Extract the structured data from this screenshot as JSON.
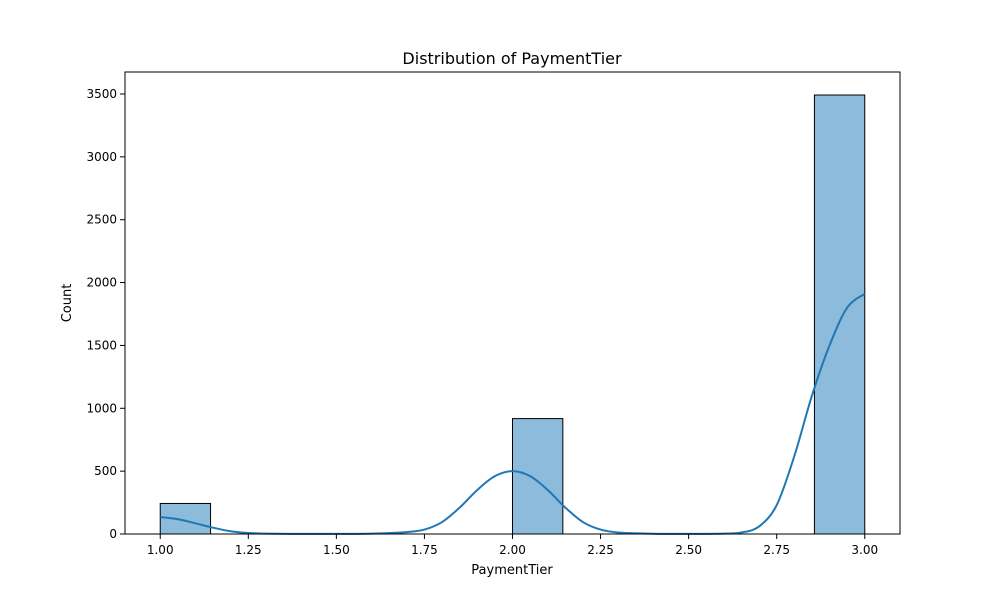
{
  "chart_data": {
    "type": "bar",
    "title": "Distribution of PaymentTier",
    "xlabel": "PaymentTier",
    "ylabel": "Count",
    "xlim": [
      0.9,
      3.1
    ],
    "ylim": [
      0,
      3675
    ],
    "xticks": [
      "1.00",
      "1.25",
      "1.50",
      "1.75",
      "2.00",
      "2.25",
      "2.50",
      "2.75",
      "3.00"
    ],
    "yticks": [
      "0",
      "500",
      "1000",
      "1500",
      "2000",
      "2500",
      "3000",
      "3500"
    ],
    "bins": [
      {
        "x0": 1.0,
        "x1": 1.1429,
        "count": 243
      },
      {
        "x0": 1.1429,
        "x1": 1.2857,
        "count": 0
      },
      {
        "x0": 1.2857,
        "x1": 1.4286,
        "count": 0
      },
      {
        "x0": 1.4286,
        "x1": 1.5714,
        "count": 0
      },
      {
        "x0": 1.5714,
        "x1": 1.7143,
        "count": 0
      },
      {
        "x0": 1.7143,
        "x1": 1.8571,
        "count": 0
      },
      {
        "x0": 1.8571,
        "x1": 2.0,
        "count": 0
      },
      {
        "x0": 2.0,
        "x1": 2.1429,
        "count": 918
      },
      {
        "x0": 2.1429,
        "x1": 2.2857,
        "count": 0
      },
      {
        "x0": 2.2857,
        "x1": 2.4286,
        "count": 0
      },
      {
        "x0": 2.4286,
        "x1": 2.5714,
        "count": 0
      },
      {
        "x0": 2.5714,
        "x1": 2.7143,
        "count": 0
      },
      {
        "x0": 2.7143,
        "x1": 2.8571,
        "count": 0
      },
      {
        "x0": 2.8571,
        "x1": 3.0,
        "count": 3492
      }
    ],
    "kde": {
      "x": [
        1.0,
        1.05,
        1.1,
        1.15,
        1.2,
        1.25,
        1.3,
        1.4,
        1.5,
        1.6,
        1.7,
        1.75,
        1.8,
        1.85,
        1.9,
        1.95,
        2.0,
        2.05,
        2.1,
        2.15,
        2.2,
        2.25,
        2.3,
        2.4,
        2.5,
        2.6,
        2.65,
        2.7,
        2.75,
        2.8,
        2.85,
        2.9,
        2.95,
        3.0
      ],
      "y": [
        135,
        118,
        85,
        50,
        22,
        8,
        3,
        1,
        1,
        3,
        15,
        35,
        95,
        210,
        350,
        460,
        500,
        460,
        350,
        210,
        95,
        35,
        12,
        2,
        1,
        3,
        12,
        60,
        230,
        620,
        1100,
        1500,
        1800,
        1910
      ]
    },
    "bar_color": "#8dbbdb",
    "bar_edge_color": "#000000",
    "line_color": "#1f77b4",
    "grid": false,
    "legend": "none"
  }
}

- - - - - - -

▸ Exercise requirements: Count the lines of the material that include the word "PaymentTier", then report only the total.

▸ Task answer: 2